== Excerpted passage ==
********************
The absence rate in the first week of term commencing 6 January has increased compared to the equivalent week in the last academic year (8 January 2024), according to new data by the Department for Education (DfE).

The overall absence rate in the Department for Education’s first weekly school attendance figures of 2025 was 6.9 per cent – 0.3 percentage points higher compared to last year’s figures in the same week. This was driven by a 0.2 percentage point increase in unauthorised absence.

Parents can only allow a child to miss school if either: they are too ill to go in or they have advance permission from the school. There may be other exceptional circumstances where parents can ask to take their child out of school.

If a child is not ill, does not have advance permission, and does not have an approved exceptional circumstance, yet they are still absent, this will be classed as an unauthorised absence.

By school type, the absence rates across the 2024/25 academic year to date were:

– 5.2 per cent in state-funded primary schools (3.8 per cent authorised and 1.4 per cent unauthorised)

– 8.0 per cent in state-funded secondary schools (5.0 per cent authorised and 2.9 per cent unauthorised)

– 12.7 per cent in state-funded special schools (9.6 per cent authorised and 3.2 per cent unauthorised)
********************
== Entries supplied ==

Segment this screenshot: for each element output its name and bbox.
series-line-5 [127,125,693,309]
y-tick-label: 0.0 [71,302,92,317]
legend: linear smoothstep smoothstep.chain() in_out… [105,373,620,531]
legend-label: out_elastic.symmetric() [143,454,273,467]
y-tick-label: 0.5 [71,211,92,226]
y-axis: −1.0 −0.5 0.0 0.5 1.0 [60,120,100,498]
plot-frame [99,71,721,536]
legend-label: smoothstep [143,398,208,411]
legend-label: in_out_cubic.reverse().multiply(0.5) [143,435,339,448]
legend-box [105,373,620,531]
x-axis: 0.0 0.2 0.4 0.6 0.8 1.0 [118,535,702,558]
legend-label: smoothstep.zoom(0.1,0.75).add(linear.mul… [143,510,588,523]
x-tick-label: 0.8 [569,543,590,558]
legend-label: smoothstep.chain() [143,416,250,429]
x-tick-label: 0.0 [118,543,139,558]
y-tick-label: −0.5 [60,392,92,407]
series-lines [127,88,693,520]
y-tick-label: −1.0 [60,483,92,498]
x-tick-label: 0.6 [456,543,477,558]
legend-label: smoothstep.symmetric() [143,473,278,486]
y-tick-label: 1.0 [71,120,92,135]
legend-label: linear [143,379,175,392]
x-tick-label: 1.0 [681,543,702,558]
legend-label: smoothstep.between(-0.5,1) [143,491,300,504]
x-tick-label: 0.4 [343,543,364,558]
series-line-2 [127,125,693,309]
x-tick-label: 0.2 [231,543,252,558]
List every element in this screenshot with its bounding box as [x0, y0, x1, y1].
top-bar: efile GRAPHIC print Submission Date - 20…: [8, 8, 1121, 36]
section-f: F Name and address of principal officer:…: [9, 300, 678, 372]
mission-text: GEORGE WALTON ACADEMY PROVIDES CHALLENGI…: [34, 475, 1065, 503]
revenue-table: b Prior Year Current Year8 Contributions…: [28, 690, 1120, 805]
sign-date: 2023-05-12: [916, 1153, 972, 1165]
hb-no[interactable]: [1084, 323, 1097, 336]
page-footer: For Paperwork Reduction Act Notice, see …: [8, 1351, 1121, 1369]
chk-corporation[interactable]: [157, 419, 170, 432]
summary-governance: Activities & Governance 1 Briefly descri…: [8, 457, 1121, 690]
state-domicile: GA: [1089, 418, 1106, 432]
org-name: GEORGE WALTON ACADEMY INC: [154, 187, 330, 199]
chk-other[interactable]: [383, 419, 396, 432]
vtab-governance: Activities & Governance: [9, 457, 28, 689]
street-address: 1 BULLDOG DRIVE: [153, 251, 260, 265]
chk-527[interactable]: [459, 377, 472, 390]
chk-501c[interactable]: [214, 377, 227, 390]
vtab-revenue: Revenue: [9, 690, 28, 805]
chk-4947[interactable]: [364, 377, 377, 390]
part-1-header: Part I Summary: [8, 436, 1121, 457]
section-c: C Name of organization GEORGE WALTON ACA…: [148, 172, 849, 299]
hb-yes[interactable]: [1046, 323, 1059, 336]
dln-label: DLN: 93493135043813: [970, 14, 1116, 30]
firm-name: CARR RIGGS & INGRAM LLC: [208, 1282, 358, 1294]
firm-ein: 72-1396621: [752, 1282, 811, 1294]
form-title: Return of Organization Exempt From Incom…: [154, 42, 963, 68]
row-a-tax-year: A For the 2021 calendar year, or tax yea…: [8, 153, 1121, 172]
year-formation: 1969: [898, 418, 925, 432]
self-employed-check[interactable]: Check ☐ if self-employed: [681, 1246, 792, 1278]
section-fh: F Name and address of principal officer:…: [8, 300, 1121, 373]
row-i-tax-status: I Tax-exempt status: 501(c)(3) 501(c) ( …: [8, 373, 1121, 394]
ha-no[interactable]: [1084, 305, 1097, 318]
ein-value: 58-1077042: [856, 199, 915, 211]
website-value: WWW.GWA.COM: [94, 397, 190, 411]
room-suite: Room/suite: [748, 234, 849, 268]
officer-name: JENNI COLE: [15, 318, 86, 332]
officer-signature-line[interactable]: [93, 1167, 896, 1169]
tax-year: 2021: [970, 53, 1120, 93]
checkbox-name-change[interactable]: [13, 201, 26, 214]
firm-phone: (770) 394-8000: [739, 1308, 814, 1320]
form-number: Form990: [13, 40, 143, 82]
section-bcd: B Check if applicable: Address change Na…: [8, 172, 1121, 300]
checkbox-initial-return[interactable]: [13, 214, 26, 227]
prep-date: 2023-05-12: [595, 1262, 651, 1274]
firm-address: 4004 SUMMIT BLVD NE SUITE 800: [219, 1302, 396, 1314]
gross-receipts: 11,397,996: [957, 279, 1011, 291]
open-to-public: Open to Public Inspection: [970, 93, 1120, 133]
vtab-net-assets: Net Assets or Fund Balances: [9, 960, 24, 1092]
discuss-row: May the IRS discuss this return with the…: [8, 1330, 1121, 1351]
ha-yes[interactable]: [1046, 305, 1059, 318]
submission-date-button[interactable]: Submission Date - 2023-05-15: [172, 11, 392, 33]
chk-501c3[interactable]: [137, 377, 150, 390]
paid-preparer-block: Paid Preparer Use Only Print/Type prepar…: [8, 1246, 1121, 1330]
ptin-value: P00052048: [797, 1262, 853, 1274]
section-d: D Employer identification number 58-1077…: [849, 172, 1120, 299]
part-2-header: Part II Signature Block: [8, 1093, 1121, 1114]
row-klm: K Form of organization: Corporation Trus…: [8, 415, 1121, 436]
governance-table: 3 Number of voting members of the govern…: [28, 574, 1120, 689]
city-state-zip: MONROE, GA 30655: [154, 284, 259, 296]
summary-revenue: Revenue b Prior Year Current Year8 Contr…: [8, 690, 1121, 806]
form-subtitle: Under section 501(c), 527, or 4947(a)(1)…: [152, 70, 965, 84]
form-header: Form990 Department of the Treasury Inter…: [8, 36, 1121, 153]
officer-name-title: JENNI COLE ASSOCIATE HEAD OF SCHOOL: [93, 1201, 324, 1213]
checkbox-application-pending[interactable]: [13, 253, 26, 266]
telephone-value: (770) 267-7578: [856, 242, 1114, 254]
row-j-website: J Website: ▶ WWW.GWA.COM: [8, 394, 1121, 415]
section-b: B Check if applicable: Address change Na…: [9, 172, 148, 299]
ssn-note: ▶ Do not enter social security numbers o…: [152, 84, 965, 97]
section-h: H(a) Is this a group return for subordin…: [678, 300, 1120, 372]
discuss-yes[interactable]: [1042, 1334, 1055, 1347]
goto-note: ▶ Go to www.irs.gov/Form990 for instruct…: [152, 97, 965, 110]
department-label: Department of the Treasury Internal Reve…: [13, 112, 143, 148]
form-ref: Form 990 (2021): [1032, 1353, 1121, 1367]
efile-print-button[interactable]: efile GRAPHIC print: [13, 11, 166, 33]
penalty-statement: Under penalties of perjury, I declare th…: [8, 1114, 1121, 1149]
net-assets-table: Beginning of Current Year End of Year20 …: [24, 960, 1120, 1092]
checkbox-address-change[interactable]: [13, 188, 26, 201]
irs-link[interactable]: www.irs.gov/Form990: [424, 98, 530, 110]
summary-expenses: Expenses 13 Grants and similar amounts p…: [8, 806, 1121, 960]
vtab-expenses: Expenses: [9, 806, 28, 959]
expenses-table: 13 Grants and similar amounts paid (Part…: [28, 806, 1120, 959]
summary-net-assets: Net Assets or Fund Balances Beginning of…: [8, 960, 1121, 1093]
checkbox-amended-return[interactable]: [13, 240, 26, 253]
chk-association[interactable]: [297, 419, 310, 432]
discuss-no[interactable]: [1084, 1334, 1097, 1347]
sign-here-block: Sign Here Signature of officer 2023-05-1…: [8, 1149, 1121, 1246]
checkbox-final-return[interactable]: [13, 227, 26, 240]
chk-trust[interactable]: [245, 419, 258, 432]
********************
== Job A ==
Retype the entries word for word, beginning at their first line and stopping after the line that contains "x-tick-label: 0.6 [456,543,477,558]".
== Job B ==
Extend the text on school absence rates, picking up right after its last sentence.
The school absence text and the entries come from separate sources.

== Reply A ==
Segment this screenshot: for each element output its name and bbox.
series-line-5 [127,125,693,309]
y-tick-label: 0.0 [71,302,92,317]
legend: linear smoothstep smoothstep.chain() in_out… [105,373,620,531]
legend-label: out_elastic.symmetric() [143,454,273,467]
y-tick-label: 0.5 [71,211,92,226]
y-axis: −1.0 −0.5 0.0 0.5 1.0 [60,120,100,498]
plot-frame [99,71,721,536]
legend-label: smoothstep [143,398,208,411]
legend-label: in_out_cubic.reverse().multiply(0.5) [143,435,339,448]
legend-box [105,373,620,531]
x-axis: 0.0 0.2 0.4 0.6 0.8 1.0 [118,535,702,558]
legend-label: smoothstep.zoom(0.1,0.75).add(linear.mul… [143,510,588,523]
x-tick-label: 0.8 [569,543,590,558]
legend-label: smoothstep.chain() [143,416,250,429]
x-tick-label: 0.0 [118,543,139,558]
y-tick-label: −0.5 [60,392,92,407]
series-lines [127,88,693,520]
y-tick-label: −1.0 [60,483,92,498]
x-tick-label: 0.6 [456,543,477,558]

== Reply B ==
The rate of persistent absence (pupils who miss 10 per cent or more of their possible sessions) was 18.7 per cent in the week commencing commencing 6 January, which is a 1.6 percentage point decrease compared to the equivalent point last academic year.

Commenting on the statistics, Paul Whiteman, general secretary at school leaders’ union NAHT, said: “School leaders work hard to ensure pupils attend school, and while the unauthorised absence figures for this particular week show a small increase compared to last year, there is a slight improvement over the academic year to date.

“However, we have long argued that fining parents is a blunt tool which does not get to the root causes of non-attendance, and we did not believe that increasing these fines would shift the dial in any meaningful way.

“The last government failed to invest anything like enough in early support for families facing challenges in their lives including poverty and mental health.